◆ Text to read

┄┄┄┄┄┄┄┄┄┄

Re: Cache server size?

From: Dancer <dancer@dont-contact.us>
Date: Thu, 05 Feb 1998 00:14:07 +1000

Empirically, I find that any moderately sized cache attracts about a 25%
hit rate. For me, I use that figure in my head when I want to factor in
the hit-rates of our leaf-caches into the figures for the hub-cache. On
the occasions I check, I find that 25% is a 'close-enough' figure.

As it is, though, we've _reduced_ our hit-rate in the interests of
saving more data. (Yeah, I know that sounds a little odd). What I mean
is, that I find we get _more_ data delivered to the users from the
cache, despite the fact that the hit-rate is slightly lower, because
we're storing larger, more persistant objects.

Take a look at the following policy.conf file from our squid setup. Yes,
I realise that it probably doesn't look all that much like anyone
else's. I revamped the config structure (no patches required). It _is_
more readable, though. Look at what we _do_ cache, and what we don't.
I'd be more than happy to compare notes with other people about policies
like this..I have the nagging feeling that I've missed some good bets
for long-caching.

Before I digress too far, the LRU time (accessible from
cache-information via the cachemanager.cgi) is one important guide.
That's how long objects stay in the cache before they are pushed out by
newer things (or, if nothing is getting pushed out, it's the value you
set it to). If it's less than a week, you either have an insanely
eclectic user-base with a lot of bandwidth, or your cache is far too
small. I figure a 3GB cache with an LRU of about 9 days is a fairly
healthy sign. It's not the only indicator, but it's a place to start. A
good caching policy that reflects your usage is another good thing to
have.

D

//
******************************************************************************

// Define units of time
//
******************************************************************************

#define HONOUR_EXPIRY_HEADER 0
#define HOUR 360
#define HALF_DAY 720
#define DAY 1440
#define WEEK 10080
#define MONTH 40320

//
******************************************************************************

// Define min/pct/max values for basic policies
//
******************************************************************************

#define OBJECT_CHANGES_INFREQUENTLY WEEK 50% MONTH
#define OBJECT_CHANGES_OFTEN HONOUR_EXPIRY_HEADER 20% HALF_DAY
#define ANYTHING .
#define MODERATE_CACHING DAY 50% WEEK

//
******************************************************************************

// Define rules to make policies easier to read
// No user-serviceable parts inside.
//
******************************************************************************

#define rule(PATTERN,POLICY) refresh_pattern/i PATTERN POLICY
#define file_extension_rule(PATTERN,POLICY) rule(PATTERN ## $,POLICY)

┄┄┄┄┄┄┄┄┄┄

◆ Written exercise 1
From the cache server post, write out the part that opens with the words containing "#define MODERATE_CACHING DAY" and closes with "user-serviceable parts inside.".
◆ Written exercise 2
Answer these questions using the cache server post:
(a) What hit rate does the writer find a moderately sized cache attracts?
(b) Where can the LRU time be accessed?
(c) What number is WEEK defined as in the policy file?

◆ Material provided
┄┄┄┄┄┄┄┄┄┄

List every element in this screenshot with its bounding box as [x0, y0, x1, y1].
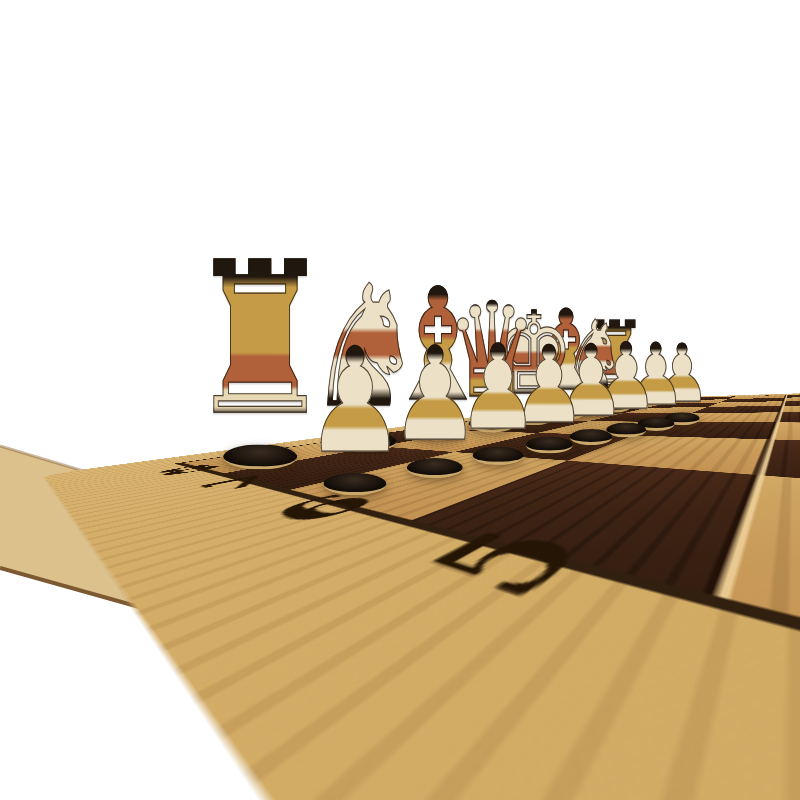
pawn-glyph: ♟: [304, 329, 405, 474]
product-photo-stage: 87654321hgfedcba ♜♞♝♛♚♝♞♜♟♟♟♟♟♟♟♟: [0, 0, 800, 800]
pieces-layer: ♜♞♝♛♚♝♞♜♟♟♟♟♟♟♟♟: [0, 0, 800, 800]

┄┄┄┄┄┄┄┄┄┄

◆ Full response 1
#define MODERATE_CACHING DAY 50% WEEK

//
******************************************************************************

// Define rules to make policies easier to read
// No user-serviceable parts inside.

◆ Full response 2
(a) About 25%.
(b) From cache-information via the cachemanager.cgi.
(c) 10080.